■ What you have to do: Your task is to retype each line of the data below exactly.

■ Entries provided:
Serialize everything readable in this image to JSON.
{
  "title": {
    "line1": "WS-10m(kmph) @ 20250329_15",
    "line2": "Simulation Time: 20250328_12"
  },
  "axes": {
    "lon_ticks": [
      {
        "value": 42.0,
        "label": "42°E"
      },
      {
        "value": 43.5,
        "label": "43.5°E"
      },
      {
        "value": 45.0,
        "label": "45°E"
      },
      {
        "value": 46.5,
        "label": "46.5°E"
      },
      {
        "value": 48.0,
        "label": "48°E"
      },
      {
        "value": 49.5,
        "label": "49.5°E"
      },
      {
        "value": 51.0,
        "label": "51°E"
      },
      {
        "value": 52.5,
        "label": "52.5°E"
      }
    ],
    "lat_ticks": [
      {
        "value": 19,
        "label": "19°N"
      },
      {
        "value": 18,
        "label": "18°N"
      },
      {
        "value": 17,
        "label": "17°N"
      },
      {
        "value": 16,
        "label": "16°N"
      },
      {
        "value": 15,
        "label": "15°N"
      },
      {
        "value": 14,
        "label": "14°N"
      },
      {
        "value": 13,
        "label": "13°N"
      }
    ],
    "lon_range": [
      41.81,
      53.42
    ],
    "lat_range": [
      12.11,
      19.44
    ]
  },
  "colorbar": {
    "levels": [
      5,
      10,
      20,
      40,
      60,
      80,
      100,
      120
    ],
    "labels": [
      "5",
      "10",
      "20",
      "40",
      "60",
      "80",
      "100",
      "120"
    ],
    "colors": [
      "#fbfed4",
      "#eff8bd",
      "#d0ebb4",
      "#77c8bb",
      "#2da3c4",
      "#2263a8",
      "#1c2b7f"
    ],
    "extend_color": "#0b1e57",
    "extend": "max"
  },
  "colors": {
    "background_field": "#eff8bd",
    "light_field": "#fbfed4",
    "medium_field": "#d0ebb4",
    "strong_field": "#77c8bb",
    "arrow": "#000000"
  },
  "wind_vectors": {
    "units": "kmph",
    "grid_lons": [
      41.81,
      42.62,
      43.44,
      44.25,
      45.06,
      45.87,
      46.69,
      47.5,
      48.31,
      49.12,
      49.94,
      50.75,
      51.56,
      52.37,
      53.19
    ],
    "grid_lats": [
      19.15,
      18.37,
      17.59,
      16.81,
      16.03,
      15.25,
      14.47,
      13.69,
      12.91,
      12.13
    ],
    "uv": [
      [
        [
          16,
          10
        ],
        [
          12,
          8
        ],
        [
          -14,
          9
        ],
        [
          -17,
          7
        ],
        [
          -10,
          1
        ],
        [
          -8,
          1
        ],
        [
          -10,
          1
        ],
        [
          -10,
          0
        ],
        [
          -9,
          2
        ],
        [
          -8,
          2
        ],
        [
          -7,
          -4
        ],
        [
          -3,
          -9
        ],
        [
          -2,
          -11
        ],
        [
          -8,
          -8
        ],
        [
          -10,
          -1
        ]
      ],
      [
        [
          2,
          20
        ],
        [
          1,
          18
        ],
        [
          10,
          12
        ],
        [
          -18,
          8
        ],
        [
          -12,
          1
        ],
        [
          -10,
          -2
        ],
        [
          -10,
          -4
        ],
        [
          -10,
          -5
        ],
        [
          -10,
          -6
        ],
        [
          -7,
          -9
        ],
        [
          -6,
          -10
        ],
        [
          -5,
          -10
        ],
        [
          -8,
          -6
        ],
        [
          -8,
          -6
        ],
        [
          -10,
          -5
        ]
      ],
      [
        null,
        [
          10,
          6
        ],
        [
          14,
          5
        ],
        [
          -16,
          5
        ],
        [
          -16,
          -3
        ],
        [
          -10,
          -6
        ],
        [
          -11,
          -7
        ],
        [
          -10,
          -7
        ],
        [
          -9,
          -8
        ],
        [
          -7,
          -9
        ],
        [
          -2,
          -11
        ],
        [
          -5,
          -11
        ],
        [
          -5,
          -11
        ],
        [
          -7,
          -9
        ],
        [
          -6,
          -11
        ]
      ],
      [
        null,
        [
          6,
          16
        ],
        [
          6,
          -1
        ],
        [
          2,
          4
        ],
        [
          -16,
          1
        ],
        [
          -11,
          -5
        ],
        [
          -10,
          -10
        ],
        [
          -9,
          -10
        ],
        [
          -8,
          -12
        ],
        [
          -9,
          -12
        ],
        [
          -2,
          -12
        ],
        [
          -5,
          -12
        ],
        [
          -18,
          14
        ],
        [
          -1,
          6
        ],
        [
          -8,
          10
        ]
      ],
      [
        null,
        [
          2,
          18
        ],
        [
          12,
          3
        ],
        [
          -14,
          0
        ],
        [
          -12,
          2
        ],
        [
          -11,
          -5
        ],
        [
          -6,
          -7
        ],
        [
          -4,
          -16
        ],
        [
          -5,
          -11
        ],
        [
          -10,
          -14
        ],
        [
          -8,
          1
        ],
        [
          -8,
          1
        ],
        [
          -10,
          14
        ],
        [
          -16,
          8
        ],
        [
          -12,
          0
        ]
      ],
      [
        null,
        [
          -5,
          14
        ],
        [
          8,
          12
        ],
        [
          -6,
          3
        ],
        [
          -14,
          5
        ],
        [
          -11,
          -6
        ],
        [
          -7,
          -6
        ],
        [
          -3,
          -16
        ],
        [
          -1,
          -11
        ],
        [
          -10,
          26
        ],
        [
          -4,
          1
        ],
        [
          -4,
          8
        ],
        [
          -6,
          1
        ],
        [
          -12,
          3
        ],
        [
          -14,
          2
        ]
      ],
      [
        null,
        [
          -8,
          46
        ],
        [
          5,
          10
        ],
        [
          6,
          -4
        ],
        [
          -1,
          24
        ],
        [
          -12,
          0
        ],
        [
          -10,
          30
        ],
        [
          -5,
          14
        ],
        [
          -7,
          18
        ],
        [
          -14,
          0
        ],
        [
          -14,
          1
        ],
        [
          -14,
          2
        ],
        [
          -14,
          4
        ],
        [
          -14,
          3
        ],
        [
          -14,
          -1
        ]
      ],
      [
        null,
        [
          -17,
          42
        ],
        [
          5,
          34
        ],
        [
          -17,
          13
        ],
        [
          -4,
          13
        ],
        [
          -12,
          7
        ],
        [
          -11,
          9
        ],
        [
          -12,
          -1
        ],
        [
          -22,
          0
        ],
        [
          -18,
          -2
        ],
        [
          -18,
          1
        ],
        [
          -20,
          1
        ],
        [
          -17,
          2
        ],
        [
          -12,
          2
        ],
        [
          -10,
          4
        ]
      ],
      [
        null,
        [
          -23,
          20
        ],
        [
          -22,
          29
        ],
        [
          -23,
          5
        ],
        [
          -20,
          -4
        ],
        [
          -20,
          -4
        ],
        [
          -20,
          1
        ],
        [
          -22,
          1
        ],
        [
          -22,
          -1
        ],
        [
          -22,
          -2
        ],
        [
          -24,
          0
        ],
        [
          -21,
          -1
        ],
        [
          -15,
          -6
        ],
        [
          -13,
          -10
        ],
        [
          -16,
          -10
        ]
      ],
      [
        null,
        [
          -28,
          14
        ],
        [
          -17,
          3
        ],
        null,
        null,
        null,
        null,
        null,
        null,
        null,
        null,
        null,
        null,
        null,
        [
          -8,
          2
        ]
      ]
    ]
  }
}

■ Result:
Serialize everything readable in this image to JSON.
{
  "title": {
    "line1": "WS-10m(kmph) @ 20250329_15",
    "line2": "Simulation Time: 20250328_12"
  },
  "axes": {
    "lon_ticks": [
      {
        "value": 42.0,
        "label": "42°E"
      },
      {
        "value": 43.5,
        "label": "43.5°E"
      },
      {
        "value": 45.0,
        "label": "45°E"
      },
      {
        "value": 46.5,
        "label": "46.5°E"
      },
      {
        "value": 48.0,
        "label": "48°E"
      },
      {
        "value": 49.5,
        "label": "49.5°E"
      },
      {
        "value": 51.0,
        "label": "51°E"
      },
      {
        "value": 52.5,
        "label": "52.5°E"
      }
    ],
    "lat_ticks": [
      {
        "value": 19,
        "label": "19°N"
      },
      {
        "value": 18,
        "label": "18°N"
      },
      {
        "value": 17,
        "label": "17°N"
      },
      {
        "value": 16,
        "label": "16°N"
      },
      {
        "value": 15,
        "label": "15°N"
      },
      {
        "value": 14,
        "label": "14°N"
      },
      {
        "value": 13,
        "label": "13°N"
      }
    ],
    "lon_range": [
      41.81,
      53.42
    ],
    "lat_range": [
      12.11,
      19.44
    ]
  },
  "colorbar": {
    "levels": [
      5,
      10,
      20,
      40,
      60,
      80,
      100,
      120
    ],
    "labels": [
      "5",
      "10",
      "20",
      "40",
      "60",
      "80",
      "100",
      "120"
    ],
    "colors": [
      "#fbfed4",
      "#eff8bd",
      "#d0ebb4",
      "#77c8bb",
      "#2da3c4",
      "#2263a8",
      "#1c2b7f"
    ],
    "extend_color": "#0b1e57",
    "extend": "max"
  },
  "colors": {
    "background_field": "#eff8bd",
    "light_field": "#fbfed4",
    "medium_field": "#d0ebb4",
    "strong_field": "#77c8bb",
    "arrow": "#000000"
  },
  "wind_vectors": {
    "units": "kmph",
    "grid_lons": [
      41.81,
      42.62,
      43.44,
      44.25,
      45.06,
      45.87,
      46.69,
      47.5,
      48.31,
      49.12,
      49.94,
      50.75,
      51.56,
      52.37,
      53.19
    ],
    "grid_lats": [
      19.15,
      18.37,
      17.59,
      16.81,
      16.03,
      15.25,
      14.47,
      13.69,
      12.91,
      12.13
    ],
    "uv": [
      [
        [
          16,
          10
        ],
        [
          12,
          8
        ],
        [
          -14,
          9
        ],
        [
          -17,
          7
        ],
        [
          -10,
          1
        ],
        [
          -8,
          1
        ],
        [
          -10,
          1
        ],
        [
          -10,
          0
        ],
        [
          -9,
          2
        ],
        [
          -8,
          2
        ],
        [
          -7,
          -4
        ],
        [
          -3,
          -9
        ],
        [
          -2,
          -11
        ],
        [
          -8,
          -8
        ],
        [
          -10,
          -1
        ]
      ],
      [
        [
          2,
          20
        ],
        [
          1,
          18
        ],
        [
          10,
          12
        ],
        [
          -18,
          8
        ],
        [
          -12,
          1
        ],
        [
          -10,
          -2
        ],
        [
          -10,
          -4
        ],
        [
          -10,
          -5
        ],
        [
          -10,
          -6
        ],
        [
          -7,
          -9
        ],
        [
          -6,
          -10
        ],
        [
          -5,
          -10
        ],
        [
          -8,
          -6
        ],
        [
          -8,
          -6
        ],
        [
          -10,
          -5
        ]
      ],
      [
        null,
        [
          10,
          6
        ],
        [
          14,
          5
        ],
        [
          -16,
          5
        ],
        [
          -16,
          -3
        ],
        [
          -10,
          -6
        ],
        [
          -11,
          -7
        ],
        [
          -10,
          -7
        ],
        [
          -9,
          -8
        ],
        [
          -7,
          -9
        ],
        [
          -2,
          -11
        ],
        [
          -5,
          -11
        ],
        [
          -5,
          -11
        ],
        [
          -7,
          -9
        ],
        [
          -6,
          -11
        ]
      ],
      [
        null,
        [
          6,
          16
        ],
        [
          6,
          -1
        ],
        [
          2,
          4
        ],
        [
          -16,
          1
        ],
        [
          -11,
          -5
        ],
        [
          -10,
          -10
        ],
        [
          -9,
          -10
        ],
        [
          -8,
          -12
        ],
        [
          -9,
          -12
        ],
        [
          -2,
          -12
        ],
        [
          -5,
          -12
        ],
        [
          -18,
          14
        ],
        [
          -1,
          6
        ],
        [
          -8,
          10
        ]
      ],
      [
        null,
        [
          2,
          18
        ],
        [
          12,
          3
        ],
        [
          -14,
          0
        ],
        [
          -12,
          2
        ],
        [
          -11,
          -5
        ],
        [
          -6,
          -7
        ],
        [
          -4,
          -16
        ],
        [
          -5,
          -11
        ],
        [
          -10,
          -14
        ],
        [
          -8,
          1
        ],
        [
          -8,
          1
        ],
        [
          -10,
          14
        ],
        [
          -16,
          8
        ],
        [
          -12,
          0
        ]
      ],
      [
        null,
        [
          -5,
          14
        ],
        [
          8,
          12
        ],
        [
          -6,
          3
        ],
        [
          -14,
          5
        ],
        [
          -11,
          -6
        ],
        [
          -7,
          -6
        ],
        [
          -3,
          -16
        ],
        [
          -1,
          -11
        ],
        [
          -10,
          26
        ],
        [
          -4,
          1
        ],
        [
          -4,
          8
        ],
        [
          -6,
          1
        ],
        [
          -12,
          3
        ],
        [
          -14,
          2
        ]
      ],
      [
        null,
        [
          -8,
          46
        ],
        [
          5,
          10
        ],
        [
          6,
          -4
        ],
        [
          -1,
          24
        ],
        [
          -12,
          0
        ],
        [
          -10,
          30
        ],
        [
          -5,
          14
        ],
        [
          -7,
          18
        ],
        [
          -14,
          0
        ],
        [
          -14,
          1
        ],
        [
          -14,
          2
        ],
        [
          -14,
          4
        ],
        [
          -14,
          3
        ],
        [
          -14,
          -1
        ]
      ],
      [
        null,
        [
          -17,
          42
        ],
        [
          5,
          34
        ],
        [
          -17,
          13
        ],
        [
          -4,
          13
        ],
        [
          -12,
          7
        ],
        [
          -11,
          9
        ],
        [
          -12,
          -1
        ],
        [
          -22,
          0
        ],
        [
          -18,
          -2
        ],
        [
          -18,
          1
        ],
        [
          -20,
          1
        ],
        [
          -17,
          2
        ],
        [
          -12,
          2
        ],
        [
          -10,
          4
        ]
      ],
      [
        null,
        [
          -23,
          20
        ],
        [
          -22,
          29
        ],
        [
          -23,
          5
        ],
        [
          -20,
          -4
        ],
        [
          -20,
          -4
        ],
        [
          -20,
          1
        ],
        [
          -22,
          1
        ],
        [
          -22,
          -1
        ],
        [
          -22,
          -2
        ],
        [
          -24,
          0
        ],
        [
          -21,
          -1
        ],
        [
          -15,
          -6
        ],
        [
          -13,
          -10
        ],
        [
          -16,
          -10
        ]
      ],
      [
        null,
        [
          -28,
          14
        ],
        [
          -17,
          3
        ],
        null,
        null,
        null,
        null,
        null,
        null,
        null,
        null,
        null,
        null,
        null,
        [
          -8,
          2
        ]
      ]
    ]
  }
}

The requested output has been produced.